Task to carry out
Extract the complete listing and output it unchanged.

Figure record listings
— begin —

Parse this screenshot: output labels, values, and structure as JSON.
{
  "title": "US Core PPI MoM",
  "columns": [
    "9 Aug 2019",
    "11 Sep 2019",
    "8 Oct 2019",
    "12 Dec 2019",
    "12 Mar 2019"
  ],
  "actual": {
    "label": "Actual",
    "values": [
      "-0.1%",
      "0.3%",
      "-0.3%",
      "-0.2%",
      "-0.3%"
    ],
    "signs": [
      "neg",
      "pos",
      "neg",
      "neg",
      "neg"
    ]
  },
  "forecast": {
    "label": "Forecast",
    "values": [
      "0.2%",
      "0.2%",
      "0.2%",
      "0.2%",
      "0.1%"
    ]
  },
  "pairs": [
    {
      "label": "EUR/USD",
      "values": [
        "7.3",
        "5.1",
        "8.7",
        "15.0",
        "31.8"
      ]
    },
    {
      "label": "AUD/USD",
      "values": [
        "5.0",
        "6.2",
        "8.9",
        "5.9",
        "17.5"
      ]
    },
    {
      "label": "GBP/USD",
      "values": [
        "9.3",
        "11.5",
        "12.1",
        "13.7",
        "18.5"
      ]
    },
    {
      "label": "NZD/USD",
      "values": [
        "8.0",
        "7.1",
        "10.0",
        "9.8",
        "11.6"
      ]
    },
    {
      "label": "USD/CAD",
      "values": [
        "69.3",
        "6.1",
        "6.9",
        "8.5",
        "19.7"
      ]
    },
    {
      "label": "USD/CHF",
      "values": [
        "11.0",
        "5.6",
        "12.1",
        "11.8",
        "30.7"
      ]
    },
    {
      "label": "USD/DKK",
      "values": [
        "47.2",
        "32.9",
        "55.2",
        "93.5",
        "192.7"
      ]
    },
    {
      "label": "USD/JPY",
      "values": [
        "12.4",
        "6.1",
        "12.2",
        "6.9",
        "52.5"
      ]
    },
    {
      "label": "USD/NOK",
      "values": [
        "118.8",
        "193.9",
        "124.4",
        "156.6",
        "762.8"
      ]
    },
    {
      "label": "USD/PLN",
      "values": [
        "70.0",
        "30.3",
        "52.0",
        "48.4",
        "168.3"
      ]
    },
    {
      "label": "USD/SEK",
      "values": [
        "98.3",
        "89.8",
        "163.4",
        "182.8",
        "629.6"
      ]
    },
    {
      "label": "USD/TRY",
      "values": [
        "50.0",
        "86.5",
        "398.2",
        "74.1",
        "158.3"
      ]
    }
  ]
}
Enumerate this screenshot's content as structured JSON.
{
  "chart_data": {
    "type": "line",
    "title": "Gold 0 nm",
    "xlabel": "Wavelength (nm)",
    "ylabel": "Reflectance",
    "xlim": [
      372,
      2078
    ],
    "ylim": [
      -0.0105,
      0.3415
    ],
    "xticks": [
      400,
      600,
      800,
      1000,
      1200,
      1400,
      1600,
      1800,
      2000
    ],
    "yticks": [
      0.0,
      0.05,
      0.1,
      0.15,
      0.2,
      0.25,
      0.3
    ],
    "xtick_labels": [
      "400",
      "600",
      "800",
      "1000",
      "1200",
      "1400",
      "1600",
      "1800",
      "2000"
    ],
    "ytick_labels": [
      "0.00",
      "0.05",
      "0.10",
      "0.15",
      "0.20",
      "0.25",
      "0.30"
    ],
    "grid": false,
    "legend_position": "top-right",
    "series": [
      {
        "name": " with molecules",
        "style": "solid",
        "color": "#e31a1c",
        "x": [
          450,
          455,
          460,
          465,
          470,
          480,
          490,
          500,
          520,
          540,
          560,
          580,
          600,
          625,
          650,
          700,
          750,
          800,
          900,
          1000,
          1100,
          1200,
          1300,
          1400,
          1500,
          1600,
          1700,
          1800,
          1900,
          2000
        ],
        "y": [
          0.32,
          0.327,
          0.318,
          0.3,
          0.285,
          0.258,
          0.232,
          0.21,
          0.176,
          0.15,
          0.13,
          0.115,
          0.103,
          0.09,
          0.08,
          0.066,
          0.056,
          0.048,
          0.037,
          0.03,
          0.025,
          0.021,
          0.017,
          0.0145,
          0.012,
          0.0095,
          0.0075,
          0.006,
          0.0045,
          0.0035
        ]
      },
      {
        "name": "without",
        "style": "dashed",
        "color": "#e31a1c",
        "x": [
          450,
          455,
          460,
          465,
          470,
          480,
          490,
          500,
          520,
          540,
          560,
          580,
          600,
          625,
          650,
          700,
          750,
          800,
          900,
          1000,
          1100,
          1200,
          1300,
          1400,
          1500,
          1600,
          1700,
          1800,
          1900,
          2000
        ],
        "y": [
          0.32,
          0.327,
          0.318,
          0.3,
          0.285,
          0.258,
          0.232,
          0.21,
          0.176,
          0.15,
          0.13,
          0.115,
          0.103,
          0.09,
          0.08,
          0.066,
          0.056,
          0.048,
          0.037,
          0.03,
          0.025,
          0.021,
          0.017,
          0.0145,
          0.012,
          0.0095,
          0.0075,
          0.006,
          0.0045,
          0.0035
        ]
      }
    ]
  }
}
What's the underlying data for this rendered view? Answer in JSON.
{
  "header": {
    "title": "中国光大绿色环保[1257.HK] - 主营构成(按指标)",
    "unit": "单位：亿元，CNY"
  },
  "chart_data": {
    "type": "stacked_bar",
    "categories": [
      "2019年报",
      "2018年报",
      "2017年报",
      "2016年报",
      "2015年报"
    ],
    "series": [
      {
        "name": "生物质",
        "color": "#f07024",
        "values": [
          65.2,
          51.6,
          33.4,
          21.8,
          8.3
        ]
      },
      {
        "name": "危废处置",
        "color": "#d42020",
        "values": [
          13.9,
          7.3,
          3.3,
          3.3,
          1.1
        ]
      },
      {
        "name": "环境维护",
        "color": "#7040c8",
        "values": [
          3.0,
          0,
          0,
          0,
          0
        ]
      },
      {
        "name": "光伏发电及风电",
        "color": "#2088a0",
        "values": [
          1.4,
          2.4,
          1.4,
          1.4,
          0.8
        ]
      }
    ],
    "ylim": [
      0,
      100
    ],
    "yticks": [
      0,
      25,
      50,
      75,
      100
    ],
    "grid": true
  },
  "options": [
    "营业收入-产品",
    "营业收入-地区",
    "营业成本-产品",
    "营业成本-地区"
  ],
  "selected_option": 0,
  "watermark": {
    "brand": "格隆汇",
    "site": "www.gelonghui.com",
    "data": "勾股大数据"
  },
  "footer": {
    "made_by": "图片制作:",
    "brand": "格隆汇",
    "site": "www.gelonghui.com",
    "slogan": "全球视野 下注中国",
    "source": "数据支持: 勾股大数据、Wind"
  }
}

— end —

Solution
Parse this screenshot: output labels, values, and structure as JSON.
{
  "title": "US Core PPI MoM",
  "columns": [
    "9 Aug 2019",
    "11 Sep 2019",
    "8 Oct 2019",
    "12 Dec 2019",
    "12 Mar 2019"
  ],
  "actual": {
    "label": "Actual",
    "values": [
      "-0.1%",
      "0.3%",
      "-0.3%",
      "-0.2%",
      "-0.3%"
    ],
    "signs": [
      "neg",
      "pos",
      "neg",
      "neg",
      "neg"
    ]
  },
  "forecast": {
    "label": "Forecast",
    "values": [
      "0.2%",
      "0.2%",
      "0.2%",
      "0.2%",
      "0.1%"
    ]
  },
  "pairs": [
    {
      "label": "EUR/USD",
      "values": [
        "7.3",
        "5.1",
        "8.7",
        "15.0",
        "31.8"
      ]
    },
    {
      "label": "AUD/USD",
      "values": [
        "5.0",
        "6.2",
        "8.9",
        "5.9",
        "17.5"
      ]
    },
    {
      "label": "GBP/USD",
      "values": [
        "9.3",
        "11.5",
        "12.1",
        "13.7",
        "18.5"
      ]
    },
    {
      "label": "NZD/USD",
      "values": [
        "8.0",
        "7.1",
        "10.0",
        "9.8",
        "11.6"
      ]
    },
    {
      "label": "USD/CAD",
      "values": [
        "69.3",
        "6.1",
        "6.9",
        "8.5",
        "19.7"
      ]
    },
    {
      "label": "USD/CHF",
      "values": [
        "11.0",
        "5.6",
        "12.1",
        "11.8",
        "30.7"
      ]
    },
    {
      "label": "USD/DKK",
      "values": [
        "47.2",
        "32.9",
        "55.2",
        "93.5",
        "192.7"
      ]
    },
    {
      "label": "USD/JPY",
      "values": [
        "12.4",
        "6.1",
        "12.2",
        "6.9",
        "52.5"
      ]
    },
    {
      "label": "USD/NOK",
      "values": [
        "118.8",
        "193.9",
        "124.4",
        "156.6",
        "762.8"
      ]
    },
    {
      "label": "USD/PLN",
      "values": [
        "70.0",
        "30.3",
        "52.0",
        "48.4",
        "168.3"
      ]
    },
    {
      "label": "USD/SEK",
      "values": [
        "98.3",
        "89.8",
        "163.4",
        "182.8",
        "629.6"
      ]
    },
    {
      "label": "USD/TRY",
      "values": [
        "50.0",
        "86.5",
        "398.2",
        "74.1",
        "158.3"
      ]
    }
  ]
}
Enumerate this screenshot's content as structured JSON.
{
  "chart_data": {
    "type": "line",
    "title": "Gold 0 nm",
    "xlabel": "Wavelength (nm)",
    "ylabel": "Reflectance",
    "xlim": [
      372,
      2078
    ],
    "ylim": [
      -0.0105,
      0.3415
    ],
    "xticks": [
      400,
      600,
      800,
      1000,
      1200,
      1400,
      1600,
      1800,
      2000
    ],
    "yticks": [
      0.0,
      0.05,
      0.1,
      0.15,
      0.2,
      0.25,
      0.3
    ],
    "xtick_labels": [
      "400",
      "600",
      "800",
      "1000",
      "1200",
      "1400",
      "1600",
      "1800",
      "2000"
    ],
    "ytick_labels": [
      "0.00",
      "0.05",
      "0.10",
      "0.15",
      "0.20",
      "0.25",
      "0.30"
    ],
    "grid": false,
    "legend_position": "top-right",
    "series": [
      {
        "name": " with molecules",
        "style": "solid",
        "color": "#e31a1c",
        "x": [
          450,
          455,
          460,
          465,
          470,
          480,
          490,
          500,
          520,
          540,
          560,
          580,
          600,
          625,
          650,
          700,
          750,
          800,
          900,
          1000,
          1100,
          1200,
          1300,
          1400,
          1500,
          1600,
          1700,
          1800,
          1900,
          2000
        ],
        "y": [
          0.32,
          0.327,
          0.318,
          0.3,
          0.285,
          0.258,
          0.232,
          0.21,
          0.176,
          0.15,
          0.13,
          0.115,
          0.103,
          0.09,
          0.08,
          0.066,
          0.056,
          0.048,
          0.037,
          0.03,
          0.025,
          0.021,
          0.017,
          0.0145,
          0.012,
          0.0095,
          0.0075,
          0.006,
          0.0045,
          0.0035
        ]
      },
      {
        "name": "without",
        "style": "dashed",
        "color": "#e31a1c",
        "x": [
          450,
          455,
          460,
          465,
          470,
          480,
          490,
          500,
          520,
          540,
          560,
          580,
          600,
          625,
          650,
          700,
          750,
          800,
          900,
          1000,
          1100,
          1200,
          1300,
          1400,
          1500,
          1600,
          1700,
          1800,
          1900,
          2000
        ],
        "y": [
          0.32,
          0.327,
          0.318,
          0.3,
          0.285,
          0.258,
          0.232,
          0.21,
          0.176,
          0.15,
          0.13,
          0.115,
          0.103,
          0.09,
          0.08,
          0.066,
          0.056,
          0.048,
          0.037,
          0.03,
          0.025,
          0.021,
          0.017,
          0.0145,
          0.012,
          0.0095,
          0.0075,
          0.006,
          0.0045,
          0.0035
        ]
      }
    ]
  }
}
What's the underlying data for this rendered view? Answer in JSON.
{
  "header": {
    "title": "中国光大绿色环保[1257.HK] - 主营构成(按指标)",
    "unit": "单位：亿元，CNY"
  },
  "chart_data": {
    "type": "stacked_bar",
    "categories": [
      "2019年报",
      "2018年报",
      "2017年报",
      "2016年报",
      "2015年报"
    ],
    "series": [
      {
        "name": "生物质",
        "color": "#f07024",
        "values": [
          65.2,
          51.6,
          33.4,
          21.8,
          8.3
        ]
      },
      {
        "name": "危废处置",
        "color": "#d42020",
        "values": [
          13.9,
          7.3,
          3.3,
          3.3,
          1.1
        ]
      },
      {
        "name": "环境维护",
        "color": "#7040c8",
        "values": [
          3.0,
          0,
          0,
          0,
          0
        ]
      },
      {
        "name": "光伏发电及风电",
        "color": "#2088a0",
        "values": [
          1.4,
          2.4,
          1.4,
          1.4,
          0.8
        ]
      }
    ],
    "ylim": [
      0,
      100
    ],
    "yticks": [
      0,
      25,
      50,
      75,
      100
    ],
    "grid": true
  },
  "options": [
    "营业收入-产品",
    "营业收入-地区",
    "营业成本-产品",
    "营业成本-地区"
  ],
  "selected_option": 0,
  "watermark": {
    "brand": "格隆汇",
    "site": "www.gelonghui.com",
    "data": "勾股大数据"
  },
  "footer": {
    "made_by": "图片制作:",
    "brand": "格隆汇",
    "site": "www.gelonghui.com",
    "slogan": "全球视野 下注中国",
    "source": "数据支持: 勾股大数据、Wind"
  }
}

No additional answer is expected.